Make an exact copy of each entry, leaving out every picture.

** Start of LISTED ENTRIES **

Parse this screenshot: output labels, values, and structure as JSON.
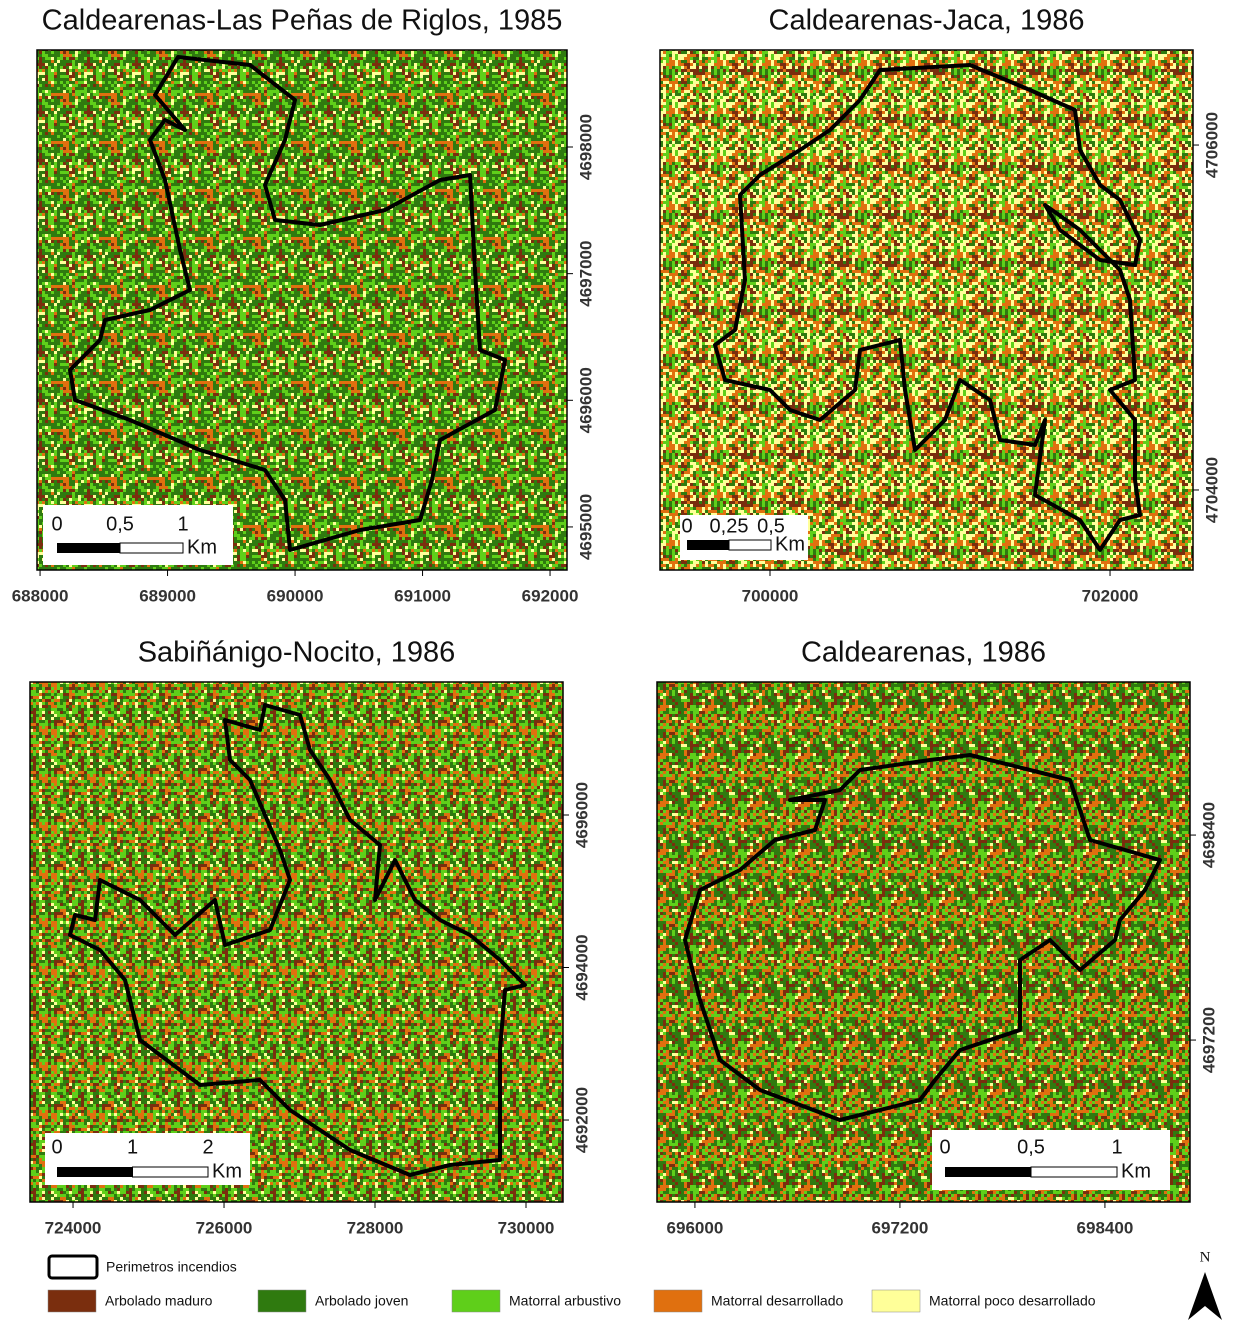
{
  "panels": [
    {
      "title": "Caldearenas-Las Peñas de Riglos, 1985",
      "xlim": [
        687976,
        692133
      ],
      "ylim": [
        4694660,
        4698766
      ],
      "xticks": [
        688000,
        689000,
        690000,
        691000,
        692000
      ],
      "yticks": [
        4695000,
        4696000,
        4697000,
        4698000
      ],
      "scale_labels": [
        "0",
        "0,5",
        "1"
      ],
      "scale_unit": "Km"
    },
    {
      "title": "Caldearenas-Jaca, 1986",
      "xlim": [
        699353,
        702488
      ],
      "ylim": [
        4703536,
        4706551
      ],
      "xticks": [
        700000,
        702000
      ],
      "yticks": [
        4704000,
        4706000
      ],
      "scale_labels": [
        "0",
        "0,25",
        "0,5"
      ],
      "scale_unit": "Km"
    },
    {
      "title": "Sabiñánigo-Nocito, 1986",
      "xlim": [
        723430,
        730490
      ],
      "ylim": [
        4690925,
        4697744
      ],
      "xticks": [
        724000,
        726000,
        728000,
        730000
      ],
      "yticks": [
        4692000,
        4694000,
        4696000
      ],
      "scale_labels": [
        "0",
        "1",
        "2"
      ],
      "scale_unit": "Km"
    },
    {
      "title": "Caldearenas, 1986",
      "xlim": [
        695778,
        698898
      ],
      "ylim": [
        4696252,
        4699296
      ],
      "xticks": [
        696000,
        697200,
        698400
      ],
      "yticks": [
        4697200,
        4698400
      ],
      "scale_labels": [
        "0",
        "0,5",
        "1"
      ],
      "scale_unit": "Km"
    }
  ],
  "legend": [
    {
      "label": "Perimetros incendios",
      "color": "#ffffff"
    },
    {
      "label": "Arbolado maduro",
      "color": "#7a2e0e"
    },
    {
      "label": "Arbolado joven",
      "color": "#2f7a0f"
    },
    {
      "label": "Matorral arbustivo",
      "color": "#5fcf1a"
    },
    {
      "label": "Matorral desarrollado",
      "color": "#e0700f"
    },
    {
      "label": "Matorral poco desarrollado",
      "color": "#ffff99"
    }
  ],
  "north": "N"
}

** End of LISTED ENTRIES **

TASK RESULT:
Parse this screenshot: output labels, values, and structure as JSON.
{
  "panels": [
    {
      "title": "Caldearenas-Las Peñas de Riglos, 1985",
      "xlim": [
        687976,
        692133
      ],
      "ylim": [
        4694660,
        4698766
      ],
      "xticks": [
        688000,
        689000,
        690000,
        691000,
        692000
      ],
      "yticks": [
        4695000,
        4696000,
        4697000,
        4698000
      ],
      "scale_labels": [
        "0",
        "0,5",
        "1"
      ],
      "scale_unit": "Km"
    },
    {
      "title": "Caldearenas-Jaca, 1986",
      "xlim": [
        699353,
        702488
      ],
      "ylim": [
        4703536,
        4706551
      ],
      "xticks": [
        700000,
        702000
      ],
      "yticks": [
        4704000,
        4706000
      ],
      "scale_labels": [
        "0",
        "0,25",
        "0,5"
      ],
      "scale_unit": "Km"
    },
    {
      "title": "Sabiñánigo-Nocito, 1986",
      "xlim": [
        723430,
        730490
      ],
      "ylim": [
        4690925,
        4697744
      ],
      "xticks": [
        724000,
        726000,
        728000,
        730000
      ],
      "yticks": [
        4692000,
        4694000,
        4696000
      ],
      "scale_labels": [
        "0",
        "1",
        "2"
      ],
      "scale_unit": "Km"
    },
    {
      "title": "Caldearenas, 1986",
      "xlim": [
        695778,
        698898
      ],
      "ylim": [
        4696252,
        4699296
      ],
      "xticks": [
        696000,
        697200,
        698400
      ],
      "yticks": [
        4697200,
        4698400
      ],
      "scale_labels": [
        "0",
        "0,5",
        "1"
      ],
      "scale_unit": "Km"
    }
  ],
  "legend": [
    {
      "label": "Perimetros incendios",
      "color": "#ffffff"
    },
    {
      "label": "Arbolado maduro",
      "color": "#7a2e0e"
    },
    {
      "label": "Arbolado joven",
      "color": "#2f7a0f"
    },
    {
      "label": "Matorral arbustivo",
      "color": "#5fcf1a"
    },
    {
      "label": "Matorral desarrollado",
      "color": "#e0700f"
    },
    {
      "label": "Matorral poco desarrollado",
      "color": "#ffff99"
    }
  ],
  "north": "N"
}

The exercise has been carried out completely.